• DIRECTIONS
Transcribe the data in full and exactly, omitting any pictures.

+ + + + +

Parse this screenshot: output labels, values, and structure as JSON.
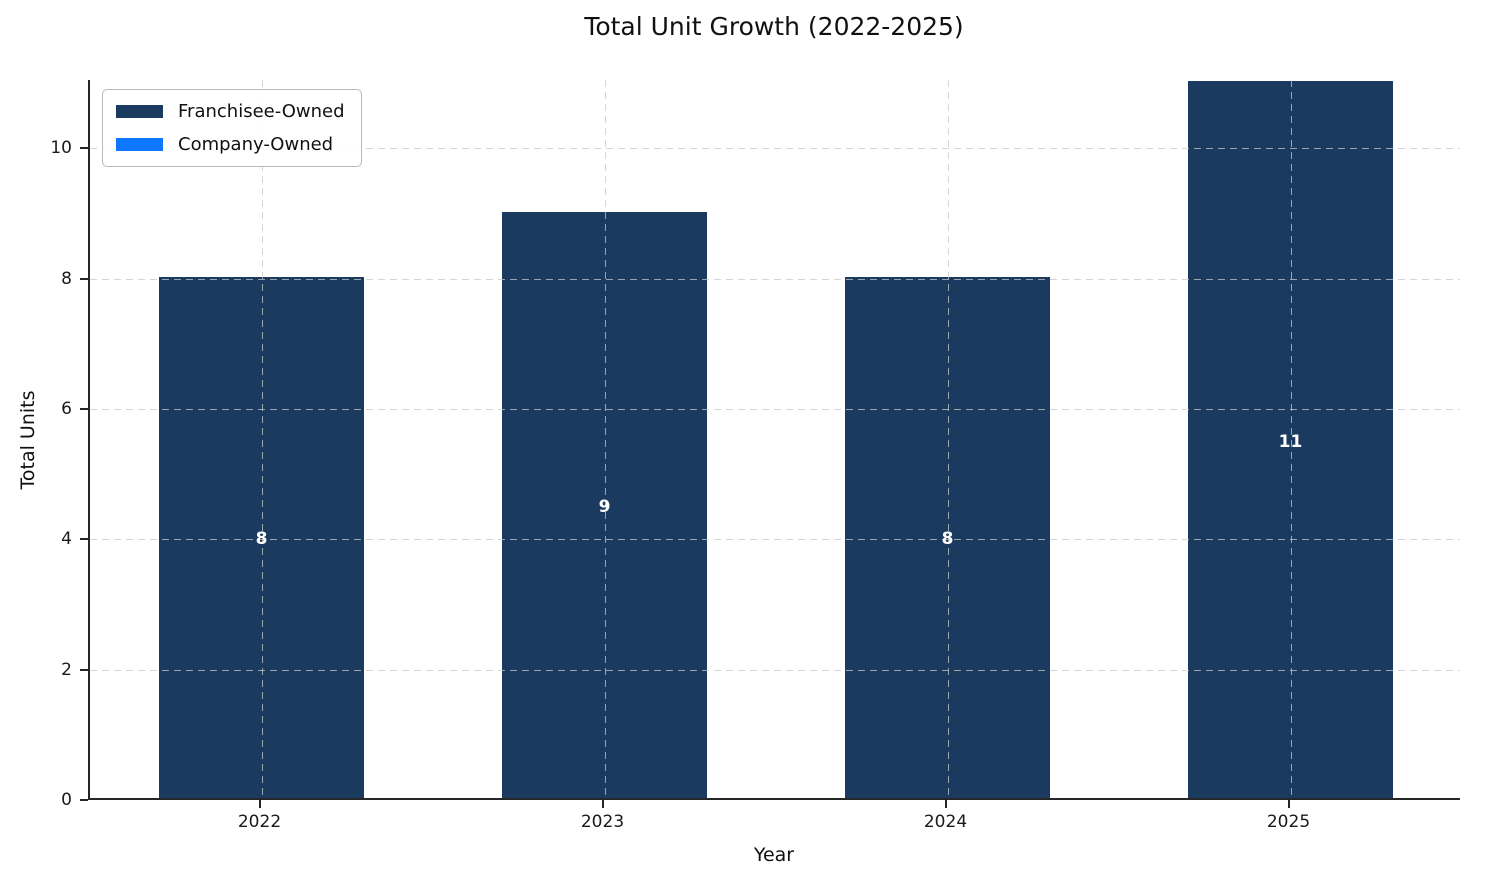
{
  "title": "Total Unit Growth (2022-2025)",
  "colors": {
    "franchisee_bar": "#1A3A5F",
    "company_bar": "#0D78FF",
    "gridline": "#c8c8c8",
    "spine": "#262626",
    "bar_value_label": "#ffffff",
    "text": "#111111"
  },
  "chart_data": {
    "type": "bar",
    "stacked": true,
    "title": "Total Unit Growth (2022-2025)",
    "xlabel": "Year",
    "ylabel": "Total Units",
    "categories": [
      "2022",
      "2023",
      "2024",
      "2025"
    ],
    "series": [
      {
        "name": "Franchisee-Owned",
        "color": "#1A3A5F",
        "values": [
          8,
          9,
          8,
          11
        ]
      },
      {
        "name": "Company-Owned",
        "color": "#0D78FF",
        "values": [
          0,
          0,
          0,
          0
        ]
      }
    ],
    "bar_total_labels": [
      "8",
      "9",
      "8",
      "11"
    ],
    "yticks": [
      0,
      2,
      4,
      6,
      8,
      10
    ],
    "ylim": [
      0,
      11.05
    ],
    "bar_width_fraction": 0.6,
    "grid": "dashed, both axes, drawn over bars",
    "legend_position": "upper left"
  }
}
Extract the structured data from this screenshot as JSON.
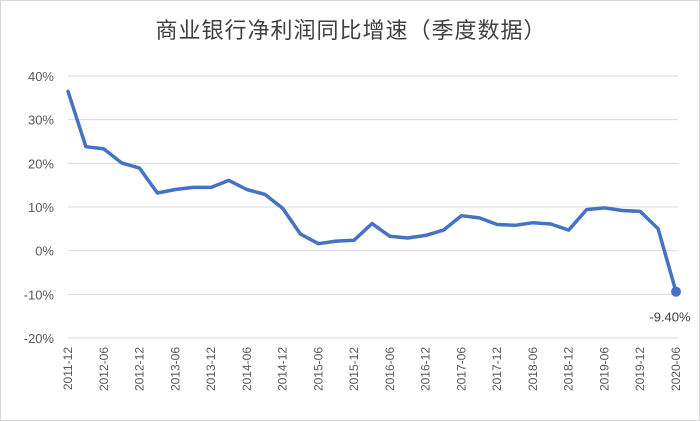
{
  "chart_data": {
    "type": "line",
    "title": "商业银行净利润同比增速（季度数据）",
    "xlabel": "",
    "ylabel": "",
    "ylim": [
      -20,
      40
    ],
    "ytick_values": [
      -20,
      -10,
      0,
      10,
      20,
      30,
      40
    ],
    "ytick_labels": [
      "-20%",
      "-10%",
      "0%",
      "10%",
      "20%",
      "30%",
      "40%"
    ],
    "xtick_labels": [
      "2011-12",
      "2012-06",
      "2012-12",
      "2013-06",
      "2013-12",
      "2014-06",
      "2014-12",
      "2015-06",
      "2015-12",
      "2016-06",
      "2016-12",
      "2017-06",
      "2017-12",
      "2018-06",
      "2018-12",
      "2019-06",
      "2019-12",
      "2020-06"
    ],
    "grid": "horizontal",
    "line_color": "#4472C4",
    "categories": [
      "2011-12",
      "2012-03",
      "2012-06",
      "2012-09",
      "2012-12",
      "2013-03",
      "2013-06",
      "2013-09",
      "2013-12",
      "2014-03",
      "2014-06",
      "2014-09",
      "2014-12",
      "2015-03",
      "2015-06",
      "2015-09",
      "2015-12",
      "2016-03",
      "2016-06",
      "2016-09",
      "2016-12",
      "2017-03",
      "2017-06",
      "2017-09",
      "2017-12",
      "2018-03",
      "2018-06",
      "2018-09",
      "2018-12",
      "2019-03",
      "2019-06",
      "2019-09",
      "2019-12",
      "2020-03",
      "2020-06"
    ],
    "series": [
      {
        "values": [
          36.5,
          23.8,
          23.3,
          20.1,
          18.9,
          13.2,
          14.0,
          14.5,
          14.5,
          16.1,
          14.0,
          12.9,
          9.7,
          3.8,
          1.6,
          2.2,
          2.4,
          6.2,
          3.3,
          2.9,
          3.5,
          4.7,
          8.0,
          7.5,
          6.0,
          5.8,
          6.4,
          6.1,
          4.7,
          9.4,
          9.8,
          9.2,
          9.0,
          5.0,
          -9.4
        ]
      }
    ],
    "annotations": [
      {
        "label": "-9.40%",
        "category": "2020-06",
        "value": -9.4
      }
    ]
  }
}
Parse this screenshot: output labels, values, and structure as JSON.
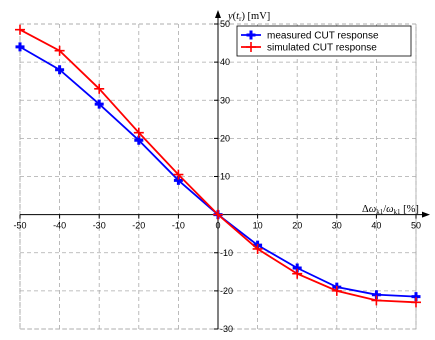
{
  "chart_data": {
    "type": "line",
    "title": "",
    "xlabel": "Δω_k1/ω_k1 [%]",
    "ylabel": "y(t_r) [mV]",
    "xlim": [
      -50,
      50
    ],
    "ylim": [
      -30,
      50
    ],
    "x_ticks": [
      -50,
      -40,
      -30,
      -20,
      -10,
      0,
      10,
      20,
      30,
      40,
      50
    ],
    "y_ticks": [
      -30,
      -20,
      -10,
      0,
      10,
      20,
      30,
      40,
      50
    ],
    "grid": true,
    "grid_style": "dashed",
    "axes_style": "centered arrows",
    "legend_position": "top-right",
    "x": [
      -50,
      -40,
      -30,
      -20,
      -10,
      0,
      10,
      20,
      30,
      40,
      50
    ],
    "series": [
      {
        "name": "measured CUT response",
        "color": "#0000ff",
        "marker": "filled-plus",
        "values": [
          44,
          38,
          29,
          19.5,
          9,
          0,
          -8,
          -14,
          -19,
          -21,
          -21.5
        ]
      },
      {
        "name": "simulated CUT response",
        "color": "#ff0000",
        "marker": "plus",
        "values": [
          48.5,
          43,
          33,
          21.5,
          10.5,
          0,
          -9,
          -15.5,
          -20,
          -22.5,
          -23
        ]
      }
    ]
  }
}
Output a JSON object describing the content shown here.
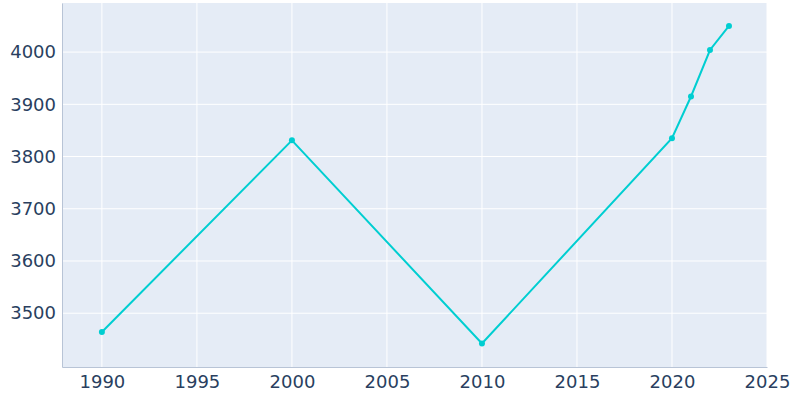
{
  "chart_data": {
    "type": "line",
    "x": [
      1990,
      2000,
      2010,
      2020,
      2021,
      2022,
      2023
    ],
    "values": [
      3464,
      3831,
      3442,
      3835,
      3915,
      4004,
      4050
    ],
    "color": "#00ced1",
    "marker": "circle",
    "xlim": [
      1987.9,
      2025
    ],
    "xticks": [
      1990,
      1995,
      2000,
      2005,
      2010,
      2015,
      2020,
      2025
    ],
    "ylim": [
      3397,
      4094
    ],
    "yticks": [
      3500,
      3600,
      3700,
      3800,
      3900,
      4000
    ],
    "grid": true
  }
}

+ + + + +

• FINISHED ANSWER
Parse this screenshot: output labels, values, and structure as JSON.
{
  "title": "Total Unit Growth (2022-2025)",
  "colors": {
    "franchisee_bar": "#1A3A5F",
    "company_bar": "#0D78FF",
    "gridline": "#c8c8c8",
    "spine": "#262626",
    "bar_value_label": "#ffffff",
    "text": "#111111"
  },
  "chart_data": {
    "type": "bar",
    "stacked": true,
    "title": "Total Unit Growth (2022-2025)",
    "xlabel": "Year",
    "ylabel": "Total Units",
    "categories": [
      "2022",
      "2023",
      "2024",
      "2025"
    ],
    "series": [
      {
        "name": "Franchisee-Owned",
        "color": "#1A3A5F",
        "values": [
          8,
          9,
          8,
          11
        ]
      },
      {
        "name": "Company-Owned",
        "color": "#0D78FF",
        "values": [
          0,
          0,
          0,
          0
        ]
      }
    ],
    "bar_total_labels": [
      "8",
      "9",
      "8",
      "11"
    ],
    "yticks": [
      0,
      2,
      4,
      6,
      8,
      10
    ],
    "ylim": [
      0,
      11.05
    ],
    "bar_width_fraction": 0.6,
    "grid": "dashed, both axes, drawn over bars",
    "legend_position": "upper left"
  }
}
Extract the structured data from this screenshot as JSON.
{
  "chart_data": {
    "type": "line",
    "title": "商业银行净利润同比增速（季度数据）",
    "xlabel": "",
    "ylabel": "",
    "ylim": [
      -20,
      40
    ],
    "ytick_values": [
      -20,
      -10,
      0,
      10,
      20,
      30,
      40
    ],
    "ytick_labels": [
      "-20%",
      "-10%",
      "0%",
      "10%",
      "20%",
      "30%",
      "40%"
    ],
    "xtick_labels": [
      "2011-12",
      "2012-06",
      "2012-12",
      "2013-06",
      "2013-12",
      "2014-06",
      "2014-12",
      "2015-06",
      "2015-12",
      "2016-06",
      "2016-12",
      "2017-06",
      "2017-12",
      "2018-06",
      "2018-12",
      "2019-06",
      "2019-12",
      "2020-06"
    ],
    "grid": "horizontal",
    "line_color": "#4472C4",
    "categories": [
      "2011-12",
      "2012-03",
      "2012-06",
      "2012-09",
      "2012-12",
      "2013-03",
      "2013-06",
      "2013-09",
      "2013-12",
      "2014-03",
      "2014-06",
      "2014-09",
      "2014-12",
      "2015-03",
      "2015-06",
      "2015-09",
      "2015-12",
      "2016-03",
      "2016-06",
      "2016-09",
      "2016-12",
      "2017-03",
      "2017-06",
      "2017-09",
      "2017-12",
      "2018-03",
      "2018-06",
      "2018-09",
      "2018-12",
      "2019-03",
      "2019-06",
      "2019-09",
      "2019-12",
      "2020-03",
      "2020-06"
    ],
    "series": [
      {
        "values": [
          36.5,
          23.8,
          23.3,
          20.1,
          18.9,
          13.2,
          14.0,
          14.5,
          14.5,
          16.1,
          14.0,
          12.9,
          9.7,
          3.8,
          1.6,
          2.2,
          2.4,
          6.2,
          3.3,
          2.9,
          3.5,
          4.7,
          8.0,
          7.5,
          6.0,
          5.8,
          6.4,
          6.1,
          4.7,
          9.4,
          9.8,
          9.2,
          9.0,
          5.0,
          -9.4
        ]
      }
    ],
    "annotations": [
      {
        "label": "-9.40%",
        "category": "2020-06",
        "value": -9.4
      }
    ]
  }
}
Parse this screenshot: output labels, values, and structure as JSON.
{
  "chart_data": {
    "type": "line",
    "title": "",
    "xlabel": "Δω_k1/ω_k1 [%]",
    "ylabel": "y(t_r) [mV]",
    "xlim": [
      -50,
      50
    ],
    "ylim": [
      -30,
      50
    ],
    "x_ticks": [
      -50,
      -40,
      -30,
      -20,
      -10,
      0,
      10,
      20,
      30,
      40,
      50
    ],
    "y_ticks": [
      -30,
      -20,
      -10,
      0,
      10,
      20,
      30,
      40,
      50
    ],
    "grid": true,
    "grid_style": "dashed",
    "axes_style": "centered arrows",
    "legend_position": "top-right",
    "x": [
      -50,
      -40,
      -30,
      -20,
      -10,
      0,
      10,
      20,
      30,
      40,
      50
    ],
    "series": [
      {
        "name": "measured CUT response",
        "color": "#0000ff",
        "marker": "filled-plus",
        "values": [
          44,
          38,
          29,
          19.5,
          9,
          0,
          -8,
          -14,
          -19,
          -21,
          -21.5
        ]
      },
      {
        "name": "simulated CUT response",
        "color": "#ff0000",
        "marker": "plus",
        "values": [
          48.5,
          43,
          33,
          21.5,
          10.5,
          0,
          -9,
          -15.5,
          -20,
          -22.5,
          -23
        ]
      }
    ]
  }
}
Output a JSON object describing the content shown here.
{
  "chart_data": {
    "type": "line",
    "x": [
      1990,
      2000,
      2010,
      2020,
      2021,
      2022,
      2023
    ],
    "values": [
      3464,
      3831,
      3442,
      3835,
      3915,
      4004,
      4050
    ],
    "color": "#00ced1",
    "marker": "circle",
    "xlim": [
      1987.9,
      2025
    ],
    "xticks": [
      1990,
      1995,
      2000,
      2005,
      2010,
      2015,
      2020,
      2025
    ],
    "ylim": [
      3397,
      4094
    ],
    "yticks": [
      3500,
      3600,
      3700,
      3800,
      3900,
      4000
    ],
    "grid": true
  }
}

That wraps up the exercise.